▸ What the task asks
Would it be possible to write out each entry below exactly, without the pictures?

▸ Given information
★ ★ ★ ★ ★

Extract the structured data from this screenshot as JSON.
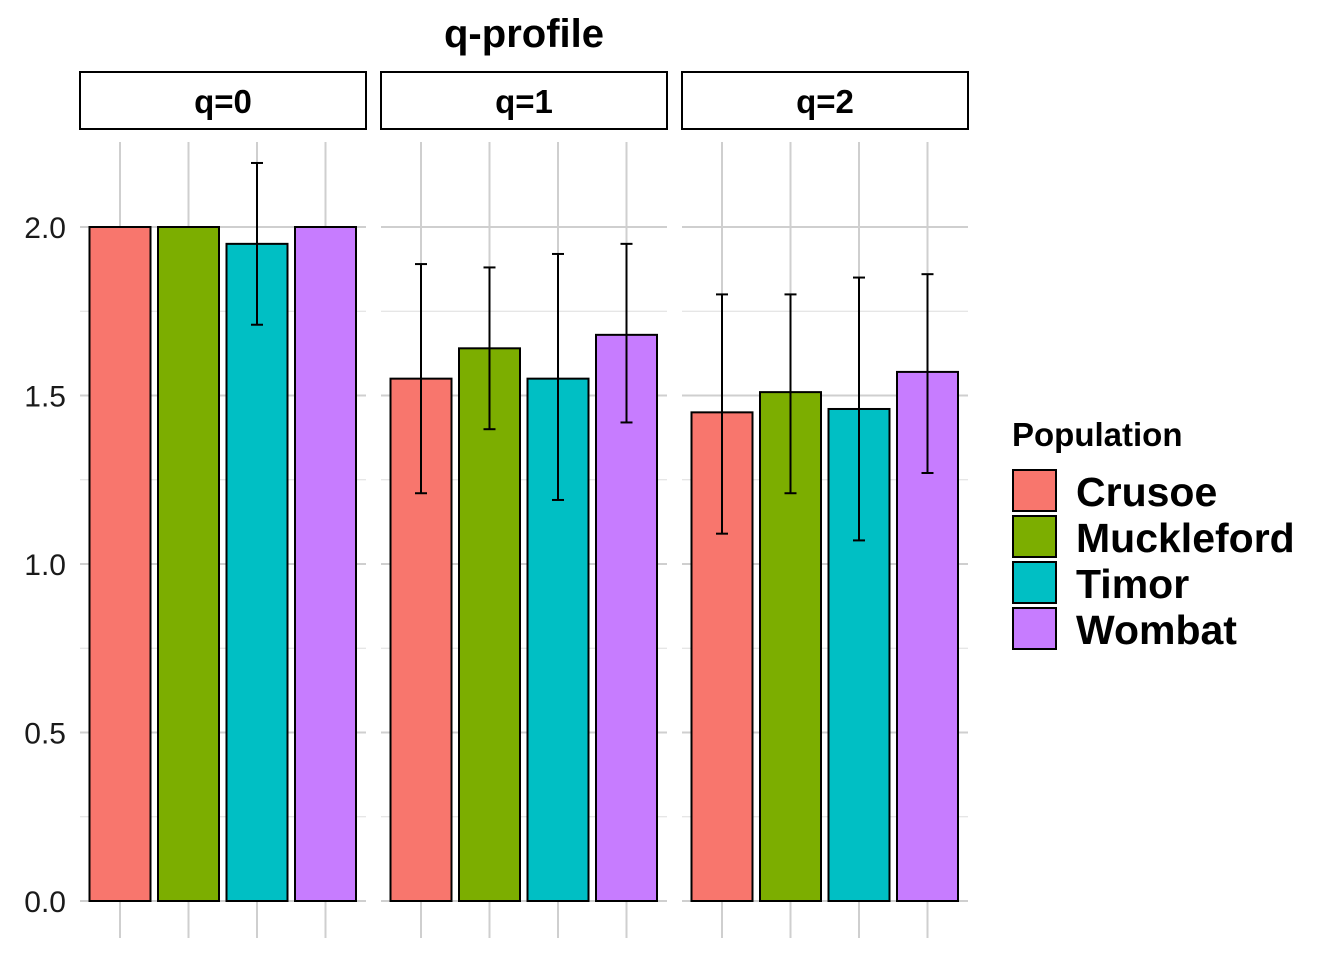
{
  "chart_data": {
    "type": "bar",
    "title": "q-profile",
    "xlabel": "",
    "ylabel": "",
    "ylim": [
      0,
      2.2
    ],
    "yticks": [
      "0.0",
      "0.5",
      "1.0",
      "1.5",
      "2.0"
    ],
    "grid": true,
    "legend": {
      "title": "Population",
      "position": "right"
    },
    "categories": [
      "Crusoe",
      "Muckleford",
      "Timor",
      "Wombat"
    ],
    "colors": {
      "Crusoe": "#F8766D",
      "Muckleford": "#7CAE00",
      "Timor": "#00BFC4",
      "Wombat": "#C77CFF"
    },
    "facets": [
      {
        "label": "q=0",
        "values": [
          2.0,
          2.0,
          1.95,
          2.0
        ],
        "error_low": [
          null,
          null,
          1.71,
          null
        ],
        "error_high": [
          null,
          null,
          2.19,
          null
        ]
      },
      {
        "label": "q=1",
        "values": [
          1.55,
          1.64,
          1.55,
          1.68
        ],
        "error_low": [
          1.21,
          1.4,
          1.19,
          1.42
        ],
        "error_high": [
          1.89,
          1.88,
          1.92,
          1.95
        ]
      },
      {
        "label": "q=2",
        "values": [
          1.45,
          1.51,
          1.46,
          1.57
        ],
        "error_low": [
          1.09,
          1.21,
          1.07,
          1.27
        ],
        "error_high": [
          1.8,
          1.8,
          1.85,
          1.86
        ]
      }
    ]
  }
}
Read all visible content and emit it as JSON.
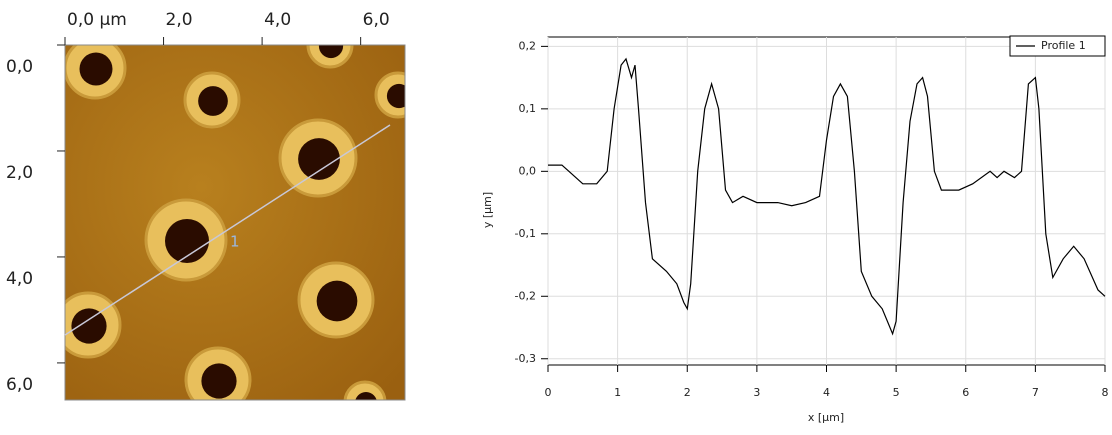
{
  "chart_data": [
    {
      "type": "image",
      "xlim": [
        0,
        6.9
      ],
      "ylim": [
        0,
        6.7
      ],
      "xticks": [
        {
          "value": 0,
          "label": "0,0 µm"
        },
        {
          "value": 2,
          "label": "2,0"
        },
        {
          "value": 4,
          "label": "4,0"
        },
        {
          "value": 6,
          "label": "6,0"
        }
      ],
      "yticks": [
        {
          "value": 0,
          "label": "0,0"
        },
        {
          "value": 2,
          "label": "2,0"
        },
        {
          "value": 4,
          "label": "4,0"
        },
        {
          "value": 6,
          "label": "6,0"
        }
      ],
      "annotation": "1"
    },
    {
      "type": "line",
      "xlabel": "x [µm]",
      "ylabel": "y [µm]",
      "xlim": [
        0,
        8
      ],
      "ylim": [
        -0.31,
        0.215
      ],
      "xticks": [
        0,
        1,
        2,
        3,
        4,
        5,
        6,
        7,
        8
      ],
      "yticks": [
        {
          "value": 0.2,
          "label": "0,2"
        },
        {
          "value": 0.1,
          "label": "0,1"
        },
        {
          "value": 0,
          "label": "0,0"
        },
        {
          "value": -0.1,
          "label": "-0,1"
        },
        {
          "value": -0.2,
          "label": "-0,2"
        },
        {
          "value": -0.3,
          "label": "-0,3"
        }
      ],
      "grid": true,
      "legend": "upper right",
      "x": [
        0,
        0.2,
        0.3,
        0.5,
        0.7,
        0.85,
        0.95,
        1.05,
        1.12,
        1.2,
        1.25,
        1.3,
        1.4,
        1.5,
        1.7,
        1.85,
        1.95,
        2.0,
        2.05,
        2.15,
        2.25,
        2.35,
        2.45,
        2.55,
        2.65,
        2.8,
        3.0,
        3.3,
        3.5,
        3.7,
        3.9,
        4.0,
        4.1,
        4.2,
        4.3,
        4.4,
        4.5,
        4.65,
        4.8,
        4.95,
        5.0,
        5.1,
        5.2,
        5.3,
        5.38,
        5.45,
        5.55,
        5.65,
        5.9,
        6.1,
        6.35,
        6.45,
        6.55,
        6.7,
        6.8,
        6.9,
        7.0,
        7.05,
        7.15,
        7.25,
        7.4,
        7.55,
        7.7,
        7.9,
        8.0
      ],
      "series": [
        {
          "name": "Profile 1",
          "color": "#000000",
          "values": [
            0.01,
            0.01,
            0.0,
            -0.02,
            -0.02,
            0.0,
            0.1,
            0.17,
            0.18,
            0.15,
            0.17,
            0.1,
            -0.05,
            -0.14,
            -0.16,
            -0.18,
            -0.21,
            -0.22,
            -0.18,
            0.0,
            0.1,
            0.14,
            0.1,
            -0.03,
            -0.05,
            -0.04,
            -0.05,
            -0.05,
            -0.055,
            -0.05,
            -0.04,
            0.05,
            0.12,
            0.14,
            0.12,
            0.0,
            -0.16,
            -0.2,
            -0.22,
            -0.26,
            -0.24,
            -0.05,
            0.08,
            0.14,
            0.15,
            0.12,
            0.0,
            -0.03,
            -0.03,
            -0.02,
            0.0,
            -0.01,
            0.0,
            -0.01,
            0.0,
            0.14,
            0.15,
            0.1,
            -0.1,
            -0.17,
            -0.14,
            -0.12,
            -0.14,
            -0.19,
            -0.2
          ]
        }
      ]
    }
  ]
}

★ ★ ★ ★ ★

▸ Task response
Extract the structured data from this screenshot as JSON.
{
  "chart_data": {
    "type": "bar",
    "title": "q-profile",
    "xlabel": "",
    "ylabel": "",
    "ylim": [
      0,
      2.2
    ],
    "yticks": [
      "0.0",
      "0.5",
      "1.0",
      "1.5",
      "2.0"
    ],
    "grid": true,
    "legend": {
      "title": "Population",
      "position": "right"
    },
    "categories": [
      "Crusoe",
      "Muckleford",
      "Timor",
      "Wombat"
    ],
    "colors": {
      "Crusoe": "#F8766D",
      "Muckleford": "#7CAE00",
      "Timor": "#00BFC4",
      "Wombat": "#C77CFF"
    },
    "facets": [
      {
        "label": "q=0",
        "values": [
          2.0,
          2.0,
          1.95,
          2.0
        ],
        "error_low": [
          null,
          null,
          1.71,
          null
        ],
        "error_high": [
          null,
          null,
          2.19,
          null
        ]
      },
      {
        "label": "q=1",
        "values": [
          1.55,
          1.64,
          1.55,
          1.68
        ],
        "error_low": [
          1.21,
          1.4,
          1.19,
          1.42
        ],
        "error_high": [
          1.89,
          1.88,
          1.92,
          1.95
        ]
      },
      {
        "label": "q=2",
        "values": [
          1.45,
          1.51,
          1.46,
          1.57
        ],
        "error_low": [
          1.09,
          1.21,
          1.07,
          1.27
        ],
        "error_high": [
          1.8,
          1.8,
          1.85,
          1.86
        ]
      }
    ]
  }
}
Read all visible content and emit it as JSON.
{
  "chart_data": [
    {
      "type": "image",
      "xlim": [
        0,
        6.9
      ],
      "ylim": [
        0,
        6.7
      ],
      "xticks": [
        {
          "value": 0,
          "label": "0,0 µm"
        },
        {
          "value": 2,
          "label": "2,0"
        },
        {
          "value": 4,
          "label": "4,0"
        },
        {
          "value": 6,
          "label": "6,0"
        }
      ],
      "yticks": [
        {
          "value": 0,
          "label": "0,0"
        },
        {
          "value": 2,
          "label": "2,0"
        },
        {
          "value": 4,
          "label": "4,0"
        },
        {
          "value": 6,
          "label": "6,0"
        }
      ],
      "annotation": "1"
    },
    {
      "type": "line",
      "xlabel": "x [µm]",
      "ylabel": "y [µm]",
      "xlim": [
        0,
        8
      ],
      "ylim": [
        -0.31,
        0.215
      ],
      "xticks": [
        0,
        1,
        2,
        3,
        4,
        5,
        6,
        7,
        8
      ],
      "yticks": [
        {
          "value": 0.2,
          "label": "0,2"
        },
        {
          "value": 0.1,
          "label": "0,1"
        },
        {
          "value": 0,
          "label": "0,0"
        },
        {
          "value": -0.1,
          "label": "-0,1"
        },
        {
          "value": -0.2,
          "label": "-0,2"
        },
        {
          "value": -0.3,
          "label": "-0,3"
        }
      ],
      "grid": true,
      "legend": "upper right",
      "x": [
        0,
        0.2,
        0.3,
        0.5,
        0.7,
        0.85,
        0.95,
        1.05,
        1.12,
        1.2,
        1.25,
        1.3,
        1.4,
        1.5,
        1.7,
        1.85,
        1.95,
        2.0,
        2.05,
        2.15,
        2.25,
        2.35,
        2.45,
        2.55,
        2.65,
        2.8,
        3.0,
        3.3,
        3.5,
        3.7,
        3.9,
        4.0,
        4.1,
        4.2,
        4.3,
        4.4,
        4.5,
        4.65,
        4.8,
        4.95,
        5.0,
        5.1,
        5.2,
        5.3,
        5.38,
        5.45,
        5.55,
        5.65,
        5.9,
        6.1,
        6.35,
        6.45,
        6.55,
        6.7,
        6.8,
        6.9,
        7.0,
        7.05,
        7.15,
        7.25,
        7.4,
        7.55,
        7.7,
        7.9,
        8.0
      ],
      "series": [
        {
          "name": "Profile 1",
          "color": "#000000",
          "values": [
            0.01,
            0.01,
            0.0,
            -0.02,
            -0.02,
            0.0,
            0.1,
            0.17,
            0.18,
            0.15,
            0.17,
            0.1,
            -0.05,
            -0.14,
            -0.16,
            -0.18,
            -0.21,
            -0.22,
            -0.18,
            0.0,
            0.1,
            0.14,
            0.1,
            -0.03,
            -0.05,
            -0.04,
            -0.05,
            -0.05,
            -0.055,
            -0.05,
            -0.04,
            0.05,
            0.12,
            0.14,
            0.12,
            0.0,
            -0.16,
            -0.2,
            -0.22,
            -0.26,
            -0.24,
            -0.05,
            0.08,
            0.14,
            0.15,
            0.12,
            0.0,
            -0.03,
            -0.03,
            -0.02,
            0.0,
            -0.01,
            0.0,
            -0.01,
            0.0,
            0.14,
            0.15,
            0.1,
            -0.1,
            -0.17,
            -0.14,
            -0.12,
            -0.14,
            -0.19,
            -0.2
          ]
        }
      ]
    }
  ]
}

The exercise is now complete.